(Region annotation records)
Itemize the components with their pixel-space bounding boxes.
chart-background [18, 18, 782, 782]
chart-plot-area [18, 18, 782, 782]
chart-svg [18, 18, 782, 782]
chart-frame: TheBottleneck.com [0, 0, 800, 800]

Set problem |
Rewrite the rows above, switching "components" to "elements" and leaving everything else as it stands.

Task answer |
Itemize the elements with their pixel-space bounding boxes.
chart-background [18, 18, 782, 782]
chart-plot-area [18, 18, 782, 782]
chart-svg [18, 18, 782, 782]
chart-frame: TheBottleneck.com [0, 0, 800, 800]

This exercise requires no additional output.